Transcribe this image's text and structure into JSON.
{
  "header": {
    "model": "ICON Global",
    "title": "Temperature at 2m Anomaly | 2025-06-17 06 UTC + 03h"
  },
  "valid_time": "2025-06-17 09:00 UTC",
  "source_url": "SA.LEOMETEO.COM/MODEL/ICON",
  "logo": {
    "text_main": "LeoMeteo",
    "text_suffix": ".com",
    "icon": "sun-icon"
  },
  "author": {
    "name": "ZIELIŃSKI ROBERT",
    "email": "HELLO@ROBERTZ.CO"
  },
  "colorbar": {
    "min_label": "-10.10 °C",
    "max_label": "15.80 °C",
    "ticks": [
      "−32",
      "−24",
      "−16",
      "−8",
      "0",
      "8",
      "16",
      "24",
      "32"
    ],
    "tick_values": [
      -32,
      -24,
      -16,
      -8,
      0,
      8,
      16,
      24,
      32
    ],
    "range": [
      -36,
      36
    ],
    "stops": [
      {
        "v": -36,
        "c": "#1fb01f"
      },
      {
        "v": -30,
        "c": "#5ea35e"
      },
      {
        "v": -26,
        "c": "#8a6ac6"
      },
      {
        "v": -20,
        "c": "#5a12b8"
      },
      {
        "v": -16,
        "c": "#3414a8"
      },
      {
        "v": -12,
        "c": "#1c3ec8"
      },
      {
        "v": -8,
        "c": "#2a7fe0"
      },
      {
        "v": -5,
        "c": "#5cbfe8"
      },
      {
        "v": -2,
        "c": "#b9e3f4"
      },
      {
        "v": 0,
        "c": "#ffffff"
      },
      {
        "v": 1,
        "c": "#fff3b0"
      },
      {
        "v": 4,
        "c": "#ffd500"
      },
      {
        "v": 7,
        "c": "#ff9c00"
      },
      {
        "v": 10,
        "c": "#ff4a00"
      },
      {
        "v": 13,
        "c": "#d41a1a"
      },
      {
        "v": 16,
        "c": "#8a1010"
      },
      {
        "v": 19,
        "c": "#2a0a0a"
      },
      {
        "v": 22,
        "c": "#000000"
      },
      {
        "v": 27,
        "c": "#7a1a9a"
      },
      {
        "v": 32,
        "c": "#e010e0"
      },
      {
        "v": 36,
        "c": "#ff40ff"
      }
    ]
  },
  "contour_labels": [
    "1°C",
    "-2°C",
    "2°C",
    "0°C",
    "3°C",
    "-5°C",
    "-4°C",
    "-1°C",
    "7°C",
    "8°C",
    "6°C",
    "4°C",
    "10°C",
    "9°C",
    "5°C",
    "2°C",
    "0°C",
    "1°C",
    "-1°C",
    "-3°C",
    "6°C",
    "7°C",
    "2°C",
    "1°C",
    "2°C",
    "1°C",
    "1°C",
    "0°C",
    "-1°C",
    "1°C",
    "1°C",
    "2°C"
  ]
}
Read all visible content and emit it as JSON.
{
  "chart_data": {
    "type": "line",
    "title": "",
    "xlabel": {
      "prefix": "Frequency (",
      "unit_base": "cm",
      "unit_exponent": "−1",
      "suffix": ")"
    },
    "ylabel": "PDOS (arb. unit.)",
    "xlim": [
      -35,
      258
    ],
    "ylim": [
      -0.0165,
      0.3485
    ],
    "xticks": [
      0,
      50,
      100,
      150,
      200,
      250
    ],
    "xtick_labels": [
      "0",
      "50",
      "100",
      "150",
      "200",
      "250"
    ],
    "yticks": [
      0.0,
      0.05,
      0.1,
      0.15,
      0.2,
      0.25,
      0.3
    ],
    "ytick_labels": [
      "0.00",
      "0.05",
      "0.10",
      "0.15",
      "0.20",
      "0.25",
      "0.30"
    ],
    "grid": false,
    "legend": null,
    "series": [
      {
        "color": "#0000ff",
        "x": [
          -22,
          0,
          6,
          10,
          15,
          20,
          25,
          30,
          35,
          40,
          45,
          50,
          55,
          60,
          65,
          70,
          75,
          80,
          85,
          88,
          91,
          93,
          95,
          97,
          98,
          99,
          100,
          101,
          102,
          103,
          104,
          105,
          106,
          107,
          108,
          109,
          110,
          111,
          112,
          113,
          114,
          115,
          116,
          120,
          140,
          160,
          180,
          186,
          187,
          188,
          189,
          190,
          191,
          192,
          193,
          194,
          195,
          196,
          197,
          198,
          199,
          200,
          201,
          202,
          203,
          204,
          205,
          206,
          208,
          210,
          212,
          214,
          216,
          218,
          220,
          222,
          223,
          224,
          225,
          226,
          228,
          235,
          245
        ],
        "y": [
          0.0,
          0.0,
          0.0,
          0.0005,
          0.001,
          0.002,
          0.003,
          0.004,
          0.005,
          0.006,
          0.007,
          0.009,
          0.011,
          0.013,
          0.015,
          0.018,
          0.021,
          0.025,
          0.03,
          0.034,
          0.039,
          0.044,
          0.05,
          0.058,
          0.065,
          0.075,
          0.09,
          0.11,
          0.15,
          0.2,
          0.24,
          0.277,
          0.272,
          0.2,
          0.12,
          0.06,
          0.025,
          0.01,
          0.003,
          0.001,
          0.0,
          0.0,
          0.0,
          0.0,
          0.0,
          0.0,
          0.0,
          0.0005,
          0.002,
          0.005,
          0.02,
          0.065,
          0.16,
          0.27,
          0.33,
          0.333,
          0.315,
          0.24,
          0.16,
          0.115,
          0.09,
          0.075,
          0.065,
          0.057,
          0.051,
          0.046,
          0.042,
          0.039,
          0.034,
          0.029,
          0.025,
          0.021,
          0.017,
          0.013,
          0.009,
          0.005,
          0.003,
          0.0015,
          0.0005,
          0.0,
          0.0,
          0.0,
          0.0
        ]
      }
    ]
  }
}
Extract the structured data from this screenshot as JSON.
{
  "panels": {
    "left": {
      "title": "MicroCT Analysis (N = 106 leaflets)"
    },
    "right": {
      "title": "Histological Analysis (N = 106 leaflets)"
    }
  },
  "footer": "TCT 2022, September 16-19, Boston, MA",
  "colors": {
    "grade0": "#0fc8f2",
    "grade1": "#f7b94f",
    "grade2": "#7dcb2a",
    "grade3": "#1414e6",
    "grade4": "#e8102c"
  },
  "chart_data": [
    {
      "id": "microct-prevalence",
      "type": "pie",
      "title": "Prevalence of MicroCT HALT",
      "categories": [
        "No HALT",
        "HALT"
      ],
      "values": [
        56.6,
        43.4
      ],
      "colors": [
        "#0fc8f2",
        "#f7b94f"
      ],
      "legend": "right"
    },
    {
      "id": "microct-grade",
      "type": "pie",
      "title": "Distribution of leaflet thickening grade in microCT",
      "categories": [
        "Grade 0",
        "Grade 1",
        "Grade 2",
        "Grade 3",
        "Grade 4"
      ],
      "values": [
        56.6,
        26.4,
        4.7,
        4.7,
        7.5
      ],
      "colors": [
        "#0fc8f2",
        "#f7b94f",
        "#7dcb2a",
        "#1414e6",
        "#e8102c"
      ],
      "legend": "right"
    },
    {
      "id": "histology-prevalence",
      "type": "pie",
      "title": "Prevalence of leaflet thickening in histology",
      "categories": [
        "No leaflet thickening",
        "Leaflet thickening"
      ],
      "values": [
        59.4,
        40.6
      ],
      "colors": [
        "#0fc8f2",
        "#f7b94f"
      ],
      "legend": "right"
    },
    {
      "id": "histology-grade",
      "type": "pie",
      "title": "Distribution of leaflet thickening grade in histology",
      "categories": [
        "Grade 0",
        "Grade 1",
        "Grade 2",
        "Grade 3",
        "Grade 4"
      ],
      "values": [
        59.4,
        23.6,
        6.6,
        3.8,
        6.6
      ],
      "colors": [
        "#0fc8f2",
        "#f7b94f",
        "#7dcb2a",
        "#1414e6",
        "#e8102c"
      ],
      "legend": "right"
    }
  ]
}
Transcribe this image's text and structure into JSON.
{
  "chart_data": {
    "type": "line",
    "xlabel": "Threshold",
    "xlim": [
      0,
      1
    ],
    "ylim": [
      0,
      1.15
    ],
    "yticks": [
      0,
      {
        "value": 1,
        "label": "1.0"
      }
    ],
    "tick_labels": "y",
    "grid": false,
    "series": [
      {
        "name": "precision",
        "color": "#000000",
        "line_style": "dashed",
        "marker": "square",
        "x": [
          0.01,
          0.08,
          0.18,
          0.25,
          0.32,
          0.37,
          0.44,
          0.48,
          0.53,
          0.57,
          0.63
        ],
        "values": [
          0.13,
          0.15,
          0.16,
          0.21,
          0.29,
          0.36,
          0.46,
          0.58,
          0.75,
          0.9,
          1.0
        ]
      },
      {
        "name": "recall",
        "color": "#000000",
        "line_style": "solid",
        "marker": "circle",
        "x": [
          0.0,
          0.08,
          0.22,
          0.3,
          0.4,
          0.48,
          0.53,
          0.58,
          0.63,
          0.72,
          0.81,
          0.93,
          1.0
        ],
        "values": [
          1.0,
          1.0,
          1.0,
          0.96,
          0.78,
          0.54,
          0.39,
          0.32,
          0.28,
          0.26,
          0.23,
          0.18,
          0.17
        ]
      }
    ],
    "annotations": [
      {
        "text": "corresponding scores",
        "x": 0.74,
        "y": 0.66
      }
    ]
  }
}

..........

Prompt —
Copy down every line of the material above that includes the string "thickening".

Task response —
      "title": "Distribution of leaflet thickening grade in microCT",
      "title": "Prevalence of leaflet thickening in histology",
        "No leaflet thickening",
        "Leaflet thickening"
      "title": "Distribution of leaflet thickening grade in histology",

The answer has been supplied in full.